INSTRUCTION
Output the data below in full, byte for byte. Nothing may differ.

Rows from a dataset
....

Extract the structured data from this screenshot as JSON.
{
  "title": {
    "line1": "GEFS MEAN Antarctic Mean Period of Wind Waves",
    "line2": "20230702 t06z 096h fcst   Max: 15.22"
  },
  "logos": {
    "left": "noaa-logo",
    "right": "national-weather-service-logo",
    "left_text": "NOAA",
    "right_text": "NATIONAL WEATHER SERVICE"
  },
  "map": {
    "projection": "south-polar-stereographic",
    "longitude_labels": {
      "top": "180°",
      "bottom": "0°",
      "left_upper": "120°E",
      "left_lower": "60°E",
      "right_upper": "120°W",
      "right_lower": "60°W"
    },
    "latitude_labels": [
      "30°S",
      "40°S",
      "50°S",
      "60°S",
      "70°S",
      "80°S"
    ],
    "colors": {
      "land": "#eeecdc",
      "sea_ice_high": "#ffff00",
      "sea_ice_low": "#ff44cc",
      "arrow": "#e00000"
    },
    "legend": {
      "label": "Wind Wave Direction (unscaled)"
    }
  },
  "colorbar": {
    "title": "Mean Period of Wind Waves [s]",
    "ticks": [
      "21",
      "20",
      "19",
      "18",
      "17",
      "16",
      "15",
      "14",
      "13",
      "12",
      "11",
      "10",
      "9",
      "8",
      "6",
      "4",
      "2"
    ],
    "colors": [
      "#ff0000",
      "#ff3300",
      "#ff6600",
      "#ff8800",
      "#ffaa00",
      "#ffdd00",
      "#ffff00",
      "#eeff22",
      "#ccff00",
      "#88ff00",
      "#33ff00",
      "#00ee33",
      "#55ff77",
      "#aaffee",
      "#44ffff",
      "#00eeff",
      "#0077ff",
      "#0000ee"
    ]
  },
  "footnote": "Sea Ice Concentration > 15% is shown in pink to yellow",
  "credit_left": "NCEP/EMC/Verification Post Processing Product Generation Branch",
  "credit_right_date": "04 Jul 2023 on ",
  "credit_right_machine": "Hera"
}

....

RESPONSE TO THE TASK
Extract the structured data from this screenshot as JSON.
{
  "title": {
    "line1": "GEFS MEAN Antarctic Mean Period of Wind Waves",
    "line2": "20230702 t06z 096h fcst   Max: 15.22"
  },
  "logos": {
    "left": "noaa-logo",
    "right": "national-weather-service-logo",
    "left_text": "NOAA",
    "right_text": "NATIONAL WEATHER SERVICE"
  },
  "map": {
    "projection": "south-polar-stereographic",
    "longitude_labels": {
      "top": "180°",
      "bottom": "0°",
      "left_upper": "120°E",
      "left_lower": "60°E",
      "right_upper": "120°W",
      "right_lower": "60°W"
    },
    "latitude_labels": [
      "30°S",
      "40°S",
      "50°S",
      "60°S",
      "70°S",
      "80°S"
    ],
    "colors": {
      "land": "#eeecdc",
      "sea_ice_high": "#ffff00",
      "sea_ice_low": "#ff44cc",
      "arrow": "#e00000"
    },
    "legend": {
      "label": "Wind Wave Direction (unscaled)"
    }
  },
  "colorbar": {
    "title": "Mean Period of Wind Waves [s]",
    "ticks": [
      "21",
      "20",
      "19",
      "18",
      "17",
      "16",
      "15",
      "14",
      "13",
      "12",
      "11",
      "10",
      "9",
      "8",
      "6",
      "4",
      "2"
    ],
    "colors": [
      "#ff0000",
      "#ff3300",
      "#ff6600",
      "#ff8800",
      "#ffaa00",
      "#ffdd00",
      "#ffff00",
      "#eeff22",
      "#ccff00",
      "#88ff00",
      "#33ff00",
      "#00ee33",
      "#55ff77",
      "#aaffee",
      "#44ffff",
      "#00eeff",
      "#0077ff",
      "#0000ee"
    ]
  },
  "footnote": "Sea Ice Concentration > 15% is shown in pink to yellow",
  "credit_left": "NCEP/EMC/Verification Post Processing Product Generation Branch",
  "credit_right_date": "04 Jul 2023 on ",
  "credit_right_machine": "Hera"
}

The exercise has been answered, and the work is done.